SET PROBLEM: Give, as a bare number, the count of lines that contain the word "littl".

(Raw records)
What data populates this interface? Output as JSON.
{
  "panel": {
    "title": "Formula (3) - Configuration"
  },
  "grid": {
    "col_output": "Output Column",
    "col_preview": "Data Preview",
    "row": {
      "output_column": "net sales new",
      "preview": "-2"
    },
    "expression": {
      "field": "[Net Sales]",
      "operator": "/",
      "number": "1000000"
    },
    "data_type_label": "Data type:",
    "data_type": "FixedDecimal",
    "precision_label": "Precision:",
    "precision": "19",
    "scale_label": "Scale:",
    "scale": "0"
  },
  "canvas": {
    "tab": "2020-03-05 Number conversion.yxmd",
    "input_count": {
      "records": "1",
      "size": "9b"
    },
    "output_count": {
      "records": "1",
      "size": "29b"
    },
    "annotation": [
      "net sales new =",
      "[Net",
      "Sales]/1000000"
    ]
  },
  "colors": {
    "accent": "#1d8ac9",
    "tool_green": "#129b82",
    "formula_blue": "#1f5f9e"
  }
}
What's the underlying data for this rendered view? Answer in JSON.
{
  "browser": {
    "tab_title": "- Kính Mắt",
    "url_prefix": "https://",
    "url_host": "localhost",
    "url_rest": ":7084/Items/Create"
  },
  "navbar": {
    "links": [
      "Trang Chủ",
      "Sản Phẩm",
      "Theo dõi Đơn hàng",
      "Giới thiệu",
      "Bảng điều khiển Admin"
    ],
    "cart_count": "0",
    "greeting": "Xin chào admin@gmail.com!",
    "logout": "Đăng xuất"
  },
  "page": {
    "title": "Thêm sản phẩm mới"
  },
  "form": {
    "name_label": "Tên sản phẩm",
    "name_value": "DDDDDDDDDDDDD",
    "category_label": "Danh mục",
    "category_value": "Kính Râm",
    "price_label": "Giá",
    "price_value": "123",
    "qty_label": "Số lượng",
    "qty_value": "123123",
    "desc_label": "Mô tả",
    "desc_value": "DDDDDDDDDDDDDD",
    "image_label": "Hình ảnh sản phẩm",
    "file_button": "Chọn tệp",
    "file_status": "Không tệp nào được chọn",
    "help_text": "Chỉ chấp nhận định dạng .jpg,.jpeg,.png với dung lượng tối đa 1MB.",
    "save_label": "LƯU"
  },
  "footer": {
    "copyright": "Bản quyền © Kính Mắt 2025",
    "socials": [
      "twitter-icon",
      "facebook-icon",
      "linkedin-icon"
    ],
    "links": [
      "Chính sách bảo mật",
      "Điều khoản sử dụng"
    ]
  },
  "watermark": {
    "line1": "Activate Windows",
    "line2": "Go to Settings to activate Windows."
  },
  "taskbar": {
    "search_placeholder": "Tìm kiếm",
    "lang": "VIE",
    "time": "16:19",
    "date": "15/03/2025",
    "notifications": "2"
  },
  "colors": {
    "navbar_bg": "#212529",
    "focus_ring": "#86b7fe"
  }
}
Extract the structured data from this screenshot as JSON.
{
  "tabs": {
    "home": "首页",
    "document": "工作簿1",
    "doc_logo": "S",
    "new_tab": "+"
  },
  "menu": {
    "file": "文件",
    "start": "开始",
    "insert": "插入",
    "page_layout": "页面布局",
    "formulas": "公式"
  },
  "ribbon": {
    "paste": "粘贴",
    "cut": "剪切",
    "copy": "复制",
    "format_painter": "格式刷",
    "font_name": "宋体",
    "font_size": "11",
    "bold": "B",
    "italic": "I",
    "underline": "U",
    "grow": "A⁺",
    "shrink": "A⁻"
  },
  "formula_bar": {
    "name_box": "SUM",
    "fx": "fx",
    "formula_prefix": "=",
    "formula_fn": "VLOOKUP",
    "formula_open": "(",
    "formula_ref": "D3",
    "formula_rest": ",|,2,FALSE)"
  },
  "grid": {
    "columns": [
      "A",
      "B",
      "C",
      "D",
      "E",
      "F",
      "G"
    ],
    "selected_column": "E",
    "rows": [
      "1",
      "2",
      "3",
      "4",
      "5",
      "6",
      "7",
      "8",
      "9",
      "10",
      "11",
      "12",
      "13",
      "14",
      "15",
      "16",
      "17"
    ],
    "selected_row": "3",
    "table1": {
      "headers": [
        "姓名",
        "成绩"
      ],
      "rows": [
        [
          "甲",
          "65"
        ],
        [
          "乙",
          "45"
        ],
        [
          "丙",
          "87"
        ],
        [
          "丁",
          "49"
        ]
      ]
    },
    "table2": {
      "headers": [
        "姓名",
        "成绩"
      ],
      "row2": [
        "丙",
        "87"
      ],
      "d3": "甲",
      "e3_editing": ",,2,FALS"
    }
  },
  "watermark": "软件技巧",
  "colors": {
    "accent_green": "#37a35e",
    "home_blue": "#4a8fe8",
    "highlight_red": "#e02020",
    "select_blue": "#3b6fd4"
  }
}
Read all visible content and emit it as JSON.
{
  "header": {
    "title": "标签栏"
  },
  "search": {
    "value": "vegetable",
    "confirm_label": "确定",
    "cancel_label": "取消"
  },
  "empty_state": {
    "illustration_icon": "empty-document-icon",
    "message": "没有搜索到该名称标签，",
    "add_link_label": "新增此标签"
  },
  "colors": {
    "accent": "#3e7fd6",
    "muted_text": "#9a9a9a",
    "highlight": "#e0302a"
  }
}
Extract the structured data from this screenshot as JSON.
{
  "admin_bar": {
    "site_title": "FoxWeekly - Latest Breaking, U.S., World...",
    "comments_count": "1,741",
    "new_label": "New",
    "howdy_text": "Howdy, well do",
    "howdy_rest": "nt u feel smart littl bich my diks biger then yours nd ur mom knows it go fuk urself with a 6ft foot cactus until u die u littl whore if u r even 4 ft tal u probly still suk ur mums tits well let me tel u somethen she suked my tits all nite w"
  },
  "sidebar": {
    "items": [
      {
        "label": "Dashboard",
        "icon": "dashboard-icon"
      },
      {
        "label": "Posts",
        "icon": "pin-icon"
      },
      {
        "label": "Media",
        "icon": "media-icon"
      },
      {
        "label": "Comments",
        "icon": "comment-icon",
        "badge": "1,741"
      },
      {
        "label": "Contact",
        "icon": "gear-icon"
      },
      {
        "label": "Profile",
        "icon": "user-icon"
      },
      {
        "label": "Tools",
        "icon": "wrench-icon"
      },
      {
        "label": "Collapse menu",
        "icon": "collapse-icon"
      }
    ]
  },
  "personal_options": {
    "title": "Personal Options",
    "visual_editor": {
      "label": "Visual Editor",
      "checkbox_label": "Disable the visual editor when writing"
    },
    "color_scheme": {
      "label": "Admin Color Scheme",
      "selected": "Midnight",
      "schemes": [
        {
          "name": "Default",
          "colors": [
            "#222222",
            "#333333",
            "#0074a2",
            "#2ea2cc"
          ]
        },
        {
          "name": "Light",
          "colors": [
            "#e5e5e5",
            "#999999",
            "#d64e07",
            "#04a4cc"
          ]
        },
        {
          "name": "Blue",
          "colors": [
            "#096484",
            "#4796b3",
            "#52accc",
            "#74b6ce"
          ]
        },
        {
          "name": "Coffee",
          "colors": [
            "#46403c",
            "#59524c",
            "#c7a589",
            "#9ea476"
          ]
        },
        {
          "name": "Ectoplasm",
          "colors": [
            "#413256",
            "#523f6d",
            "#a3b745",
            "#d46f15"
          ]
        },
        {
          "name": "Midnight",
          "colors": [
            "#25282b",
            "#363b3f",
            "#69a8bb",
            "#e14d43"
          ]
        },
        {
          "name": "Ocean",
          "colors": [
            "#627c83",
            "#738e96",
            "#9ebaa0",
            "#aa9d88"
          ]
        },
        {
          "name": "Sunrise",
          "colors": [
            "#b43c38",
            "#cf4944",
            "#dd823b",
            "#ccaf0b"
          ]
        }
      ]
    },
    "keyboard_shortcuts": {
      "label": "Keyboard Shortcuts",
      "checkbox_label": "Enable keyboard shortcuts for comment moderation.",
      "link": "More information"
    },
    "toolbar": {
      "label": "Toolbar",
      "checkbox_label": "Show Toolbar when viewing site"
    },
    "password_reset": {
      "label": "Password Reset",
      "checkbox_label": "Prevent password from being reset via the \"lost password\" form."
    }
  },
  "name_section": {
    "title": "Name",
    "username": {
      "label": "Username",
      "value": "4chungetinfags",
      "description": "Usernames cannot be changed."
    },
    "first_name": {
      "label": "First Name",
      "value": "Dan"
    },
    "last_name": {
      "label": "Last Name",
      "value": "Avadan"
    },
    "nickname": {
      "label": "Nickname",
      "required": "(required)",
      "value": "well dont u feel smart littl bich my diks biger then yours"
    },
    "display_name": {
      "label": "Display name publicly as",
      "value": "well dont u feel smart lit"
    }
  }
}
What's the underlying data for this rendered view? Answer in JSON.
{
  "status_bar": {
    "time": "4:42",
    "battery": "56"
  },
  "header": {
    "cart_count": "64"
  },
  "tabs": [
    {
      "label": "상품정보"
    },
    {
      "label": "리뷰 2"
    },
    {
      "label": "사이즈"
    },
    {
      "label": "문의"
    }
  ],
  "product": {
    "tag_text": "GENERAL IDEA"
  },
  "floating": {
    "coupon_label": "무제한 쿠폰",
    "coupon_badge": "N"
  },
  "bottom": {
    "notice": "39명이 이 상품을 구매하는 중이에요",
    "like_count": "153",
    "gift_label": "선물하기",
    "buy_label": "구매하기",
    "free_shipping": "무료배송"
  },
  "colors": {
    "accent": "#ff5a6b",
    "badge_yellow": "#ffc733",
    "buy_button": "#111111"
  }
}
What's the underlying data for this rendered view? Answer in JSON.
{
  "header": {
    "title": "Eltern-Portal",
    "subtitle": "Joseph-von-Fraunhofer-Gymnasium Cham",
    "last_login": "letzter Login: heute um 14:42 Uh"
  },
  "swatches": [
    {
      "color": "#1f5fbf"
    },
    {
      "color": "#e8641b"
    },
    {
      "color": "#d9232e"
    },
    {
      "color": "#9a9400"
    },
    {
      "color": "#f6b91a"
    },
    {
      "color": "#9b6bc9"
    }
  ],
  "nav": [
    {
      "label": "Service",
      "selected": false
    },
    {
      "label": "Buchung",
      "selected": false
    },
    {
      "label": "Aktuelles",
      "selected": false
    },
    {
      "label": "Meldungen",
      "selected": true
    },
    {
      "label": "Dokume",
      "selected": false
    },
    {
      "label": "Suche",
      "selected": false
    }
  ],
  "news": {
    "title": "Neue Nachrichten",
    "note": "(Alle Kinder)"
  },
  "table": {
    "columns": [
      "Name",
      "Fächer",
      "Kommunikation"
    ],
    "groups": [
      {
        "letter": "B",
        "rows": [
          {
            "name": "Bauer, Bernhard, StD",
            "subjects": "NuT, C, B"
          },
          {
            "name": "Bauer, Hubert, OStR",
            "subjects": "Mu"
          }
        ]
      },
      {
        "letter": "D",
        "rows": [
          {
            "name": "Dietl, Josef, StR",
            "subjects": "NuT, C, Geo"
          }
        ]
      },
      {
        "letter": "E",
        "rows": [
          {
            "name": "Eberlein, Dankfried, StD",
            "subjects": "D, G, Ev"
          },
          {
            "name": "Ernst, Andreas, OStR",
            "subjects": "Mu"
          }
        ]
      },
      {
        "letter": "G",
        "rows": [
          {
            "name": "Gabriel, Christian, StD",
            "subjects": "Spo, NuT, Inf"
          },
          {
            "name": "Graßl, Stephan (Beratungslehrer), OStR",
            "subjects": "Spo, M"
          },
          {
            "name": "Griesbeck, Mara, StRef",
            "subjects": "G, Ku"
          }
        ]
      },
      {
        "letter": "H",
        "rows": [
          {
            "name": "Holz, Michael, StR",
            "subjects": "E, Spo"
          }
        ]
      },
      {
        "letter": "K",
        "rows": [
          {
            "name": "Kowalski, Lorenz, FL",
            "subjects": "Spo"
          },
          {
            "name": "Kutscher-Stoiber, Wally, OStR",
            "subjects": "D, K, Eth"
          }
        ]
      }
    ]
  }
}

TASK OUTPUT: 2